BlackBerry Business Users Face Difficult Exodus If RIM Collapses

wayne Rash

RIM’s prospects seem bleak, but where can the BlackBerry business user realistically go, asks Wayne Rash

My BlackBerry Bold 9900 has been buzzing since the earliest hours this morning, and it’s continued to buzz with news of Research in Motion’s stunningly steep decline. As I write this, the device rests in my shirt pocket and continues to buzz.

The news from RIM is sobering at the very least. In a call with analysts during the evening of 29 March, CEO Thorsten Heins said that sales were off more than 20 percent—much worse than analysts had predicted. Heins also announced the departure of former co-CEO Jim Balsillie, CTO David Tach and COO Jim Rowan.

Troubling times at RIM

In a sudden purge, Heins has cleared the executive suite of the source of some of RIM’s problems. Unfortunately, RIM’s problems go far beyond the three people who got the axe. RIM’s fundamental problems are twofold. The first is the failure to innovate, and the second is the failure to understand their markets. Added to this mix should be a secondary problem, which is failure to execute. These are serious problems for any organization, but in a market as competitive as the smartphone business, they could be fatal.

RIM makes wonderful email and messaging devices. This is why I persuaded the folks at eWEEK to buy my first BlackBerry Curve back in the days when I was an employee. Since then, as I’ve built my business, I’ve continued to depend on those features. But the world of smartphones has grown far beyond email and messaging. Today, the best smartphones have beautifully designed touch-screens, can handle a wide variety of media and content effortlessly, have thoughtfully designed interfaces with (sometimes) superb ergonomics, and they do e-mail. The BlackBerry has a nice touch-screen.

◆ ◆ ◆ ◆ ◆ ◆ ◆

▶ _PROBLEM TO WORK ON_:
Rewrite the BlackBerry article starting at "My BlackBerry Bold" and ending at "continues to buzz.", with "shirt" changed to "jacket".

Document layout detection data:
◆ ◆ ◆ ◆ ◆ ◆ ◆

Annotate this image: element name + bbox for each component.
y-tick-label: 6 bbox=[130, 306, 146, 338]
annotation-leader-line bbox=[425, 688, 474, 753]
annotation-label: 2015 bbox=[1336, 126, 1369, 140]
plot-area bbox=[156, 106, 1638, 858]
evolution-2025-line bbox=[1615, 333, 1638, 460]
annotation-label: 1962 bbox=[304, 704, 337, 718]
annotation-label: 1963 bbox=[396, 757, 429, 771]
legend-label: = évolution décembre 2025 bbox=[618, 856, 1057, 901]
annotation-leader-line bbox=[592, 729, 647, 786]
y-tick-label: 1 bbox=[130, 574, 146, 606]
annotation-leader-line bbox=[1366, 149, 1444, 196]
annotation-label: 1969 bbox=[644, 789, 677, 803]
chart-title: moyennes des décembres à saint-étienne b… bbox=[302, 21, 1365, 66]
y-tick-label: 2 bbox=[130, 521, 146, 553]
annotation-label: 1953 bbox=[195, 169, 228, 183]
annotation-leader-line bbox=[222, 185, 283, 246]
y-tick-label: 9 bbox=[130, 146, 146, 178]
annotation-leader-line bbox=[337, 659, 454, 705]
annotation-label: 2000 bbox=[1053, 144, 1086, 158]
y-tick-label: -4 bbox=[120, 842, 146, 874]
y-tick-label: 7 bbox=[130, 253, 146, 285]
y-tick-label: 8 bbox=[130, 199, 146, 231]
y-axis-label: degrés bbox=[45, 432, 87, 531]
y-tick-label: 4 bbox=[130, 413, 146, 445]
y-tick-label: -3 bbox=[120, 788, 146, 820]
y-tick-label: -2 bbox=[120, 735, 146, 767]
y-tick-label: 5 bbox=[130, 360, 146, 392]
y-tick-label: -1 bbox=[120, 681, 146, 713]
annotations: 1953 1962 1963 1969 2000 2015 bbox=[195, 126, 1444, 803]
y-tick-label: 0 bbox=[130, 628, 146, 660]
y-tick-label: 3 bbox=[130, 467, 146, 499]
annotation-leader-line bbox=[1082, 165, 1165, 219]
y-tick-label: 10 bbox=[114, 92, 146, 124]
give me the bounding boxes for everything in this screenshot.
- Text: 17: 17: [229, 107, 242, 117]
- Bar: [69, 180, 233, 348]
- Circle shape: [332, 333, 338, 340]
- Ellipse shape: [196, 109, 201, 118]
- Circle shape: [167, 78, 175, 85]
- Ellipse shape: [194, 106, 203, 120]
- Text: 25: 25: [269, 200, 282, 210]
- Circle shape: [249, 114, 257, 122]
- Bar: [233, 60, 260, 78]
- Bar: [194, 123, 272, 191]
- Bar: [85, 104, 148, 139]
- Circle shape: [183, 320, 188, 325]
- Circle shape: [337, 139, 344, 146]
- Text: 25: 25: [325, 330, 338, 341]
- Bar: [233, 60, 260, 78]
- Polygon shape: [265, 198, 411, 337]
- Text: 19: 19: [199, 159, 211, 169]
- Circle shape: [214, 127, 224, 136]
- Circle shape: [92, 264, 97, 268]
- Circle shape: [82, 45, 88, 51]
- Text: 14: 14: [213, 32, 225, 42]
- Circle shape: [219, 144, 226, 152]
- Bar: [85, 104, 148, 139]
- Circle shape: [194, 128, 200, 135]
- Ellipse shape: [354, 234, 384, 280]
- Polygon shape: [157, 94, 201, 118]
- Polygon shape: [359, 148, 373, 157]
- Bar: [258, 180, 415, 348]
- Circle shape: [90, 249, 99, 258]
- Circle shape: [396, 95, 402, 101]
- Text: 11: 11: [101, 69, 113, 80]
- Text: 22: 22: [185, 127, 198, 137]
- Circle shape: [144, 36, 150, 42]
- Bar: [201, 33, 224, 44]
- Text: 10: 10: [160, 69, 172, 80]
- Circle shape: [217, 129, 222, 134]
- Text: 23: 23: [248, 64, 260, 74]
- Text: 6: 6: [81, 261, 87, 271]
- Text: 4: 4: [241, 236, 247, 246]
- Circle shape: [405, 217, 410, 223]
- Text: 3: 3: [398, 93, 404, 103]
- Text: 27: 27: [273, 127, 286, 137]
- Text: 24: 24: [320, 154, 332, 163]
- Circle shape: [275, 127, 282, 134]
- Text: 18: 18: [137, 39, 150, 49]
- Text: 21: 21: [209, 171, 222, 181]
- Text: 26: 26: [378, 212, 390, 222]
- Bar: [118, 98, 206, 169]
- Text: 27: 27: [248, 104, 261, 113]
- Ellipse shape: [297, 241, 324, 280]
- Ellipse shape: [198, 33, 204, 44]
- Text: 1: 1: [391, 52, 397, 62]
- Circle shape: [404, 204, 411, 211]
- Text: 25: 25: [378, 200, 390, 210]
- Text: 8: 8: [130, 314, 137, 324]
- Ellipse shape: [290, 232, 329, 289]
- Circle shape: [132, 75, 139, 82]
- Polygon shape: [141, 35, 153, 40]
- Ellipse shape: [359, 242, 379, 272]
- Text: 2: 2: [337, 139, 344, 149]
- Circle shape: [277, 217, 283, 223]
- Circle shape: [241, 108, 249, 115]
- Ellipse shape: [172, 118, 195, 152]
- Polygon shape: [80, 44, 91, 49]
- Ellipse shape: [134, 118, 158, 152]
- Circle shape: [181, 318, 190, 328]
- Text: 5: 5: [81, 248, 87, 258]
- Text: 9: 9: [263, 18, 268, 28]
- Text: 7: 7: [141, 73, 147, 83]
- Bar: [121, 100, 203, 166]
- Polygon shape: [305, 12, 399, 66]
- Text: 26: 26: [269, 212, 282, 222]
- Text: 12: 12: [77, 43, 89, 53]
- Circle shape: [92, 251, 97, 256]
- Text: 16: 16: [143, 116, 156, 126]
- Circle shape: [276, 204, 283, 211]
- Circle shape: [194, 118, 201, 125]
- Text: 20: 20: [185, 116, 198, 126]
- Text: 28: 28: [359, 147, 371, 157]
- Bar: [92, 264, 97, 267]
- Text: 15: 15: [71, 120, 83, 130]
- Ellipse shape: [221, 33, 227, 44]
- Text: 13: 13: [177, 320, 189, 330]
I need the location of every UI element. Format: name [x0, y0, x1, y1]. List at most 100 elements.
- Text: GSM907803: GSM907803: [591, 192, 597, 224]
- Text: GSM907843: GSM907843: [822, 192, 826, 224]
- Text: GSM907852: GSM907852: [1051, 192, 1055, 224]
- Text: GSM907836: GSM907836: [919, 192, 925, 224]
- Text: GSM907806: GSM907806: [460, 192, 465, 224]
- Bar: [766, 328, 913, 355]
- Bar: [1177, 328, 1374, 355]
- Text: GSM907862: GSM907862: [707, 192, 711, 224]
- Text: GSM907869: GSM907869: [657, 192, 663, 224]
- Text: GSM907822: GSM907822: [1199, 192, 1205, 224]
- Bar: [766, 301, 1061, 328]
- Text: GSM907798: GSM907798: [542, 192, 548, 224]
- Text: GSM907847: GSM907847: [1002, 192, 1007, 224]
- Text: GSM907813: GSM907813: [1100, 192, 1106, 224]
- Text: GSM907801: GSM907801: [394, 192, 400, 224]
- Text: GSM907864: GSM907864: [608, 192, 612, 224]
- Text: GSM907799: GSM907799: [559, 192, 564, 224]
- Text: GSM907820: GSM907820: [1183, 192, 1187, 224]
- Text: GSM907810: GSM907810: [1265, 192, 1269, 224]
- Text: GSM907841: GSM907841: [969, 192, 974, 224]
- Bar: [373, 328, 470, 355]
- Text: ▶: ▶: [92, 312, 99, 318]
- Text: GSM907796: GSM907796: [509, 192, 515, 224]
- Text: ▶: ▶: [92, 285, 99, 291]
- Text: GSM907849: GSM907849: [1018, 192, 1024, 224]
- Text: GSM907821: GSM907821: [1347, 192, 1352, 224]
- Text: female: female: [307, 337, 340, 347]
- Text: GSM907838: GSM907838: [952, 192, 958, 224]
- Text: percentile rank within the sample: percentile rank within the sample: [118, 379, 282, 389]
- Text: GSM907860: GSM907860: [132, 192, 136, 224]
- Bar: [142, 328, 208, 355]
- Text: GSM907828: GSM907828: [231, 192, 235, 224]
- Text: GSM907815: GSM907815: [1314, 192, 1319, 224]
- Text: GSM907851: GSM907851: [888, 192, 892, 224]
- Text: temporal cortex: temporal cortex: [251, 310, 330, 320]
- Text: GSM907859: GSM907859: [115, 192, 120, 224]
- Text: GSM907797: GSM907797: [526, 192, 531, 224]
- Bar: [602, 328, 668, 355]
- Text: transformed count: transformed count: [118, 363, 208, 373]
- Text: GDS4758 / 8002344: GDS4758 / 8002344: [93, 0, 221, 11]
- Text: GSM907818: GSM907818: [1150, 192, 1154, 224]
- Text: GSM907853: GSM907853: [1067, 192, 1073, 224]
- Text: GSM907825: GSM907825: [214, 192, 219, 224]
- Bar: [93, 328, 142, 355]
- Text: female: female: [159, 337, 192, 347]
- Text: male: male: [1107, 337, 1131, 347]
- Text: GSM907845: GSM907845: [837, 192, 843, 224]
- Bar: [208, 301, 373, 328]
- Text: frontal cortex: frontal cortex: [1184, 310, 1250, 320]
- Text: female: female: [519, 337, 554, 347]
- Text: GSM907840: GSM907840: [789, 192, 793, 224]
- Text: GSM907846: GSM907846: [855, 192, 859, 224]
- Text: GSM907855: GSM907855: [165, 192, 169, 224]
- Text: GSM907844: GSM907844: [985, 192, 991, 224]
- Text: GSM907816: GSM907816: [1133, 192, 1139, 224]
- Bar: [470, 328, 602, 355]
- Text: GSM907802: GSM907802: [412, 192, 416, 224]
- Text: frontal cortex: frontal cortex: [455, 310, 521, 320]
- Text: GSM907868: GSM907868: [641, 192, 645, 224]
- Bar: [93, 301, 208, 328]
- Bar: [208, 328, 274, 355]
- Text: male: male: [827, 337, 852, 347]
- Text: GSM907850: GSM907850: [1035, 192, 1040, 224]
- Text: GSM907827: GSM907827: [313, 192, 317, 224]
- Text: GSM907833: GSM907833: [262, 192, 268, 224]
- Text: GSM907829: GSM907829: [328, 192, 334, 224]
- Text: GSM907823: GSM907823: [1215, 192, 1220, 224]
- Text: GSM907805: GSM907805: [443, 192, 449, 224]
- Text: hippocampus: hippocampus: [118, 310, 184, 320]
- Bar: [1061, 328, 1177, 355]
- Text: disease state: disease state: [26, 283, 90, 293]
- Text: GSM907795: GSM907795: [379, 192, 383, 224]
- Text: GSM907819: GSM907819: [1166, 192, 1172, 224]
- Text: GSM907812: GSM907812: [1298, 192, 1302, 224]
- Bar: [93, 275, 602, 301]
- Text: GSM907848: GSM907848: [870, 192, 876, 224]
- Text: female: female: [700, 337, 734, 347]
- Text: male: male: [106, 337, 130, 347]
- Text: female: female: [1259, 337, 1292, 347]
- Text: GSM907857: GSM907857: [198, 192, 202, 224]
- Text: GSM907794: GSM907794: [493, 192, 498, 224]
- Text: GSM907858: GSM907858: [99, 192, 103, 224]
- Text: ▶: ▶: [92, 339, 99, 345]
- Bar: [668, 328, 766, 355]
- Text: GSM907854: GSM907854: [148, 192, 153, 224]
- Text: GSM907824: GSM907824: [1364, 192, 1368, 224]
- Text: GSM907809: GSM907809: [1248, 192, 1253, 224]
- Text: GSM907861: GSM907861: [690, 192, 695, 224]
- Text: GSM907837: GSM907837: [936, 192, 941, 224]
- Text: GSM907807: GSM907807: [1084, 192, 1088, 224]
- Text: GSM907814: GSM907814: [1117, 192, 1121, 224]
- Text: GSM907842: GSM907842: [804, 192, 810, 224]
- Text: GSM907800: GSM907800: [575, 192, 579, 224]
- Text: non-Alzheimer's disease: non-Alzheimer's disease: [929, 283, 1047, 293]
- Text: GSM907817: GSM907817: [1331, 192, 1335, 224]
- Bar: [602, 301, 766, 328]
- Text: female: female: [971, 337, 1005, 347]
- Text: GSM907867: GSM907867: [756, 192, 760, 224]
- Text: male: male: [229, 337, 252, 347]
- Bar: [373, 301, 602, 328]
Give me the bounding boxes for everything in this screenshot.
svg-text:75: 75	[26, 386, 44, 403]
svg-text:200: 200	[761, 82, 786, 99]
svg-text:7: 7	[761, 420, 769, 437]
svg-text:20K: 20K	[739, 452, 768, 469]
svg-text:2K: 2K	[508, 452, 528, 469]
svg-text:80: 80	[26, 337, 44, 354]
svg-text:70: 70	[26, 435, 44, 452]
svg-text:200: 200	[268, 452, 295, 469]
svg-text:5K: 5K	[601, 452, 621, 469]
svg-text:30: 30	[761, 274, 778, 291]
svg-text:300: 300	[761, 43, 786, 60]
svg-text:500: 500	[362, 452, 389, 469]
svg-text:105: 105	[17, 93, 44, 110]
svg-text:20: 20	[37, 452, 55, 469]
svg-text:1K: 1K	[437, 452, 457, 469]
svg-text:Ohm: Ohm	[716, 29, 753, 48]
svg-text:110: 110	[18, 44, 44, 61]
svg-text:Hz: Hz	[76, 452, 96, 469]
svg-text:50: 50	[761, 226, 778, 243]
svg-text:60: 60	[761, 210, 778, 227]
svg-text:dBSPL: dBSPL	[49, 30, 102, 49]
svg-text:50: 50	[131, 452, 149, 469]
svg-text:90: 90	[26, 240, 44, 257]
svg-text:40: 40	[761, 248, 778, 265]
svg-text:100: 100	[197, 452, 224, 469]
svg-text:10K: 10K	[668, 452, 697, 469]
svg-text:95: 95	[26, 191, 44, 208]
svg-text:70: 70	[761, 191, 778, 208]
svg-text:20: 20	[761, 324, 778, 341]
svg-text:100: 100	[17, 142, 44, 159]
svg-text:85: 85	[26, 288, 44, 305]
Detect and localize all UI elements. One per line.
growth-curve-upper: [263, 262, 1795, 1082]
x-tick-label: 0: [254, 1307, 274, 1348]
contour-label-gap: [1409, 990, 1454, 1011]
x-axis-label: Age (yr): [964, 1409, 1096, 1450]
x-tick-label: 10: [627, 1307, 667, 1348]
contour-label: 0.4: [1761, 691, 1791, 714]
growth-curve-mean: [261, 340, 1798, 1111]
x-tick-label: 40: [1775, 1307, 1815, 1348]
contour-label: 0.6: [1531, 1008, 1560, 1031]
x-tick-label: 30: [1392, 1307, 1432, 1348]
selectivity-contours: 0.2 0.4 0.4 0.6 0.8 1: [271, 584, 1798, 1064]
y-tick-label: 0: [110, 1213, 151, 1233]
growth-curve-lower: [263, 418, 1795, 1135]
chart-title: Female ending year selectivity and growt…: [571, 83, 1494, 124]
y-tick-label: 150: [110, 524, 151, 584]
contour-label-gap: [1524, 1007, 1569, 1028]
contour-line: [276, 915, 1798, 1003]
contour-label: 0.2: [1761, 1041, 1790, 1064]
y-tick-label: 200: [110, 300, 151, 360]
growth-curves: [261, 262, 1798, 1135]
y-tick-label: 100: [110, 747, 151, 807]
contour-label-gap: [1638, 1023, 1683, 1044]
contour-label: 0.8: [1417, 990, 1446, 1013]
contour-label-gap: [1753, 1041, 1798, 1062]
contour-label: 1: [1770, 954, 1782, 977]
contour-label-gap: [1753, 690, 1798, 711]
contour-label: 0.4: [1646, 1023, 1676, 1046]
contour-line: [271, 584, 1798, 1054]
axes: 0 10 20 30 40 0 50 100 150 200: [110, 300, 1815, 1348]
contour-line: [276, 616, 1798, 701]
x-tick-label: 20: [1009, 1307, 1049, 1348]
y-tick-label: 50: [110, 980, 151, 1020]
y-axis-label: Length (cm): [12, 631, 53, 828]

◆ ◆ ◆ ◆ ◆ ◆ ◆

▶ _ANSWER_:
My BlackBerry Bold 9900 has been buzzing since the earliest hours this morning, and it’s continued to buzz with news of Research in Motion’s stunningly steep decline. As I write this, the device rests in my jacket pocket and continues to buzz.